Data listing

▼

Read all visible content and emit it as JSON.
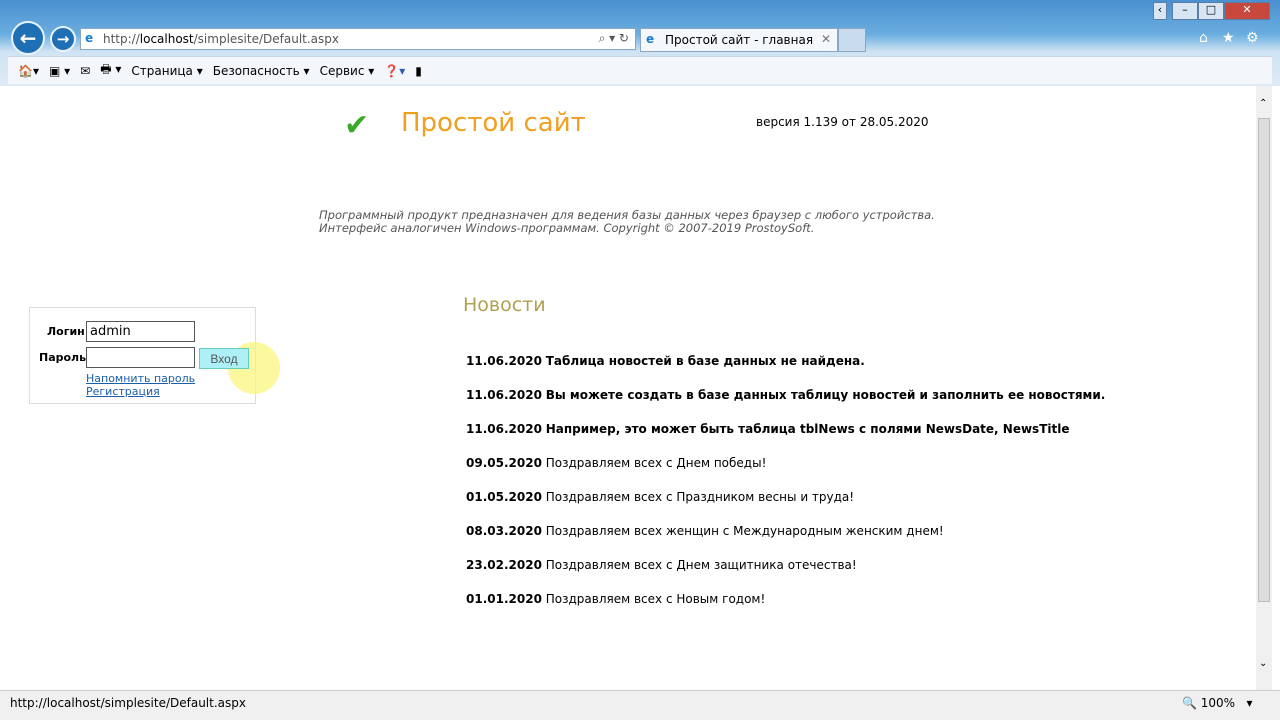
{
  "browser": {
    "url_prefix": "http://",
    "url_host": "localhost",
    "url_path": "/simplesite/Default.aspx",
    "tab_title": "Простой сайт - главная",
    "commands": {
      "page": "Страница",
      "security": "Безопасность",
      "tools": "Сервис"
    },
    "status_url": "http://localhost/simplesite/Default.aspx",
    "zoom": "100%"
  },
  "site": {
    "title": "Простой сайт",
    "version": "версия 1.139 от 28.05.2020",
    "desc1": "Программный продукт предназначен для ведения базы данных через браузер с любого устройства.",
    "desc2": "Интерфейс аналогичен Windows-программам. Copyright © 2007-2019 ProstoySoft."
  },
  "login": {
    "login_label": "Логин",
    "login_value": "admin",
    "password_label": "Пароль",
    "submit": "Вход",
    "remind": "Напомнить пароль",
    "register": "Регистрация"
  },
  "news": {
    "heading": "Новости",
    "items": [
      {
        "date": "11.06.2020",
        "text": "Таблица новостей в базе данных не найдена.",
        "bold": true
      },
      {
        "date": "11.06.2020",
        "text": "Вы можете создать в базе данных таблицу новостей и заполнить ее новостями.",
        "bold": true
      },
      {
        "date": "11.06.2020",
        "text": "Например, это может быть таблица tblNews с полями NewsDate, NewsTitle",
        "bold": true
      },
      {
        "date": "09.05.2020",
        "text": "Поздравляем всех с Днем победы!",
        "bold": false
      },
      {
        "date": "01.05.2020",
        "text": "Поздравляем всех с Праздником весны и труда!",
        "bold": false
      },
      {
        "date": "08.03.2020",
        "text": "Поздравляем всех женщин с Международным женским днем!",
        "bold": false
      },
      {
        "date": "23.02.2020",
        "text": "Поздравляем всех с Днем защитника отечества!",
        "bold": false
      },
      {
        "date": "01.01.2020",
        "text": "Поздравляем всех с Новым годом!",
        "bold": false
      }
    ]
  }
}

▲

What this task involves
Show every line from the entries above in which the word "сайт" appears.

Expected answer
    "tab_title": "Простой сайт - главная",
    "title": "Простой сайт",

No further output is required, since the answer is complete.